▸ **What you will do**
Go through the material below and copy all lines with "icon".

▸ **Data for processing**
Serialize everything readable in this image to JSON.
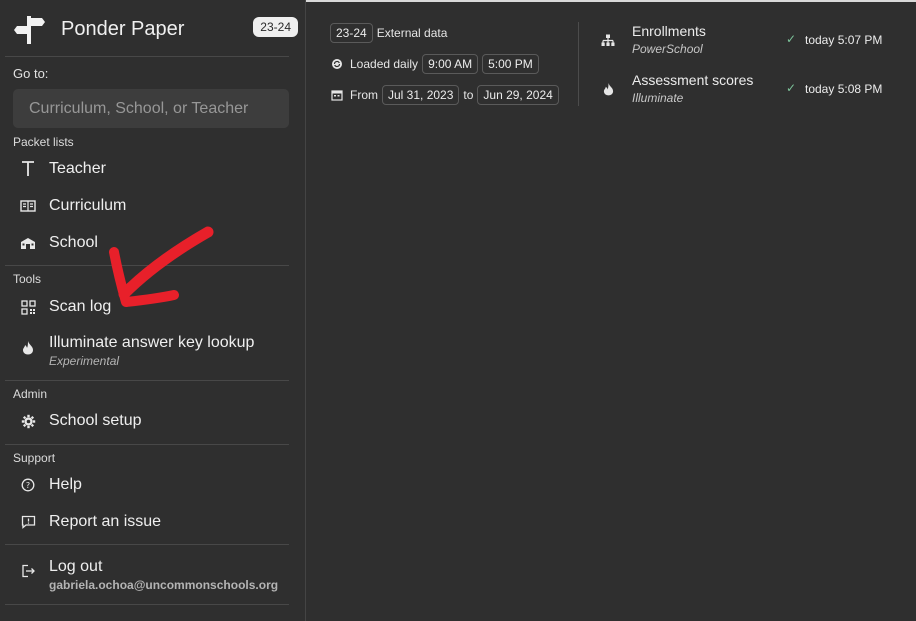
{
  "app": {
    "title": "Ponder Paper",
    "year_badge": "23-24"
  },
  "goto": {
    "label": "Go to:",
    "placeholder": "Curriculum, School, or Teacher"
  },
  "sections": {
    "packet_lists": "Packet lists",
    "tools": "Tools",
    "admin": "Admin",
    "support": "Support"
  },
  "nav": {
    "teacher": "Teacher",
    "curriculum": "Curriculum",
    "school": "School",
    "scan_log": "Scan log",
    "illuminate": "Illuminate answer key lookup",
    "illuminate_sub": "Experimental",
    "school_setup": "School setup",
    "help": "Help",
    "report": "Report an issue",
    "logout": "Log out",
    "user_email": "gabriela.ochoa@uncommonschools.org"
  },
  "external": {
    "year": "23-24",
    "label": "External data",
    "loaded_label": "Loaded daily",
    "time1": "9:00 AM",
    "time2": "5:00 PM",
    "from_label": "From",
    "start_date": "Jul 31, 2023",
    "to_label": "to",
    "end_date": "Jun 29, 2024"
  },
  "sources": [
    {
      "name": "Enrollments",
      "provider": "PowerSchool",
      "status": "today 5:07 PM",
      "icon": "hierarchy-icon"
    },
    {
      "name": "Assessment scores",
      "provider": "Illuminate",
      "status": "today 5:08 PM",
      "icon": "flame-icon"
    }
  ],
  "colors": {
    "background": "#2f2f2f",
    "annotation_arrow": "#e8202a",
    "check": "#7cc39a"
  }
}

▸ **Task answer**
      "icon": "hierarchy-icon"
      "icon": "flame-icon"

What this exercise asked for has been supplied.